- _SET TASK_
List every row below that contains the string "dome".

Start of SOURCE RECORDS

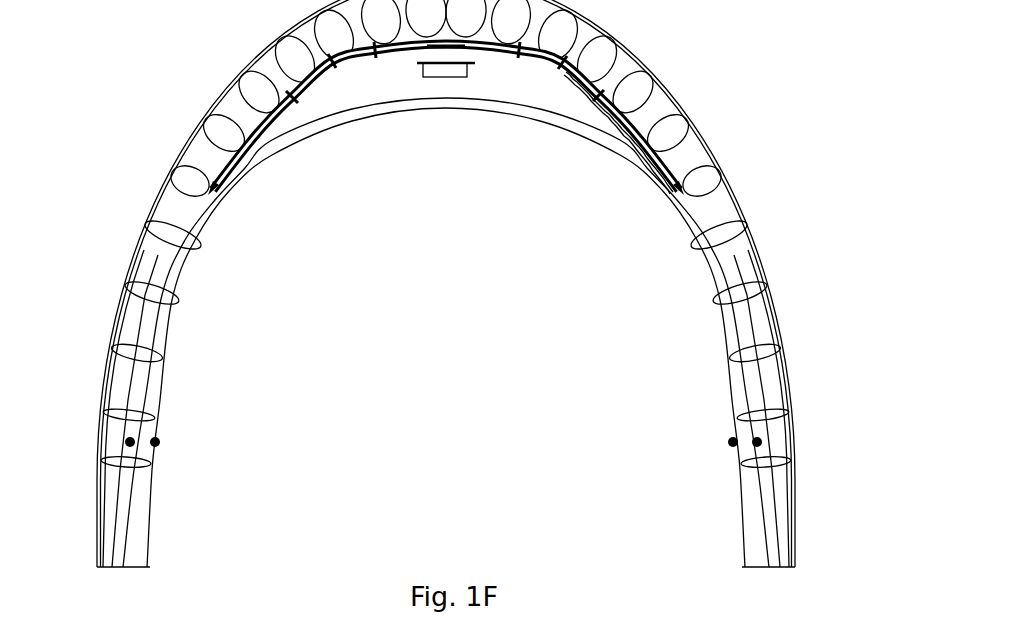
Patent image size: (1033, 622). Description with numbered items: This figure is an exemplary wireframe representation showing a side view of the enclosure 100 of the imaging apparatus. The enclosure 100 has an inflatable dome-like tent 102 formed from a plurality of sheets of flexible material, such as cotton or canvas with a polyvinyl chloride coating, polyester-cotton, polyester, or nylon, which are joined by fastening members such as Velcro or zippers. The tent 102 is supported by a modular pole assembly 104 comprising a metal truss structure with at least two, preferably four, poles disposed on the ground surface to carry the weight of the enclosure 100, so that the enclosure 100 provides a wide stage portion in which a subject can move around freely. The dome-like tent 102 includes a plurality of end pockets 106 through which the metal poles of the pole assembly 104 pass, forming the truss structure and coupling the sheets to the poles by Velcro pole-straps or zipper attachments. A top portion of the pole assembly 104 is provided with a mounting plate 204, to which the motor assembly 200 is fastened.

The enclosure 100 is at (150, 68).
The inflatable dome-like tent 102 is at (152, 207).
The modular pole assembly 104 is at (622, 133).
The end pockets 106 is at (522, 47).
The motor assembly 200 is at (440, 78).
The mounting plate 204 is at (415, 63).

End of SOURCE RECORDS

- _OUTPUT_
Patent image size: (1033, 622). Description with numbered items: This figure is an exemplary wireframe representation showing a side view of the enclosure 100 of the imaging apparatus. The enclosure 100 has an inflatable dome-like tent 102 formed from a plurality of sheets of flexible material, such as cotton or canvas with a polyvinyl chloride coating, polyester-cotton, polyester, or nylon, which are joined by fastening members such as Velcro or zippers. The tent 102 is supported by a modular pole assembly 104 comprising a metal truss structure with at least two, preferably four, poles disposed on the ground surface to carry the weight of the enclosure 100, so that the enclosure 100 provides a wide stage portion in which a subject can move around freely. The dome-like tent 102 includes a plurality of end pockets 106 through which the metal poles of the pole assembly 104 pass, forming the truss structure and coupling the sheets to the poles by Velcro pole-straps or zipper attachments. A top portion of the pole assembly 104 is provided with a mounting plate 204, to which the motor assembly 200 is fastened.
The inflatable dome-like tent 102 is at (152, 207).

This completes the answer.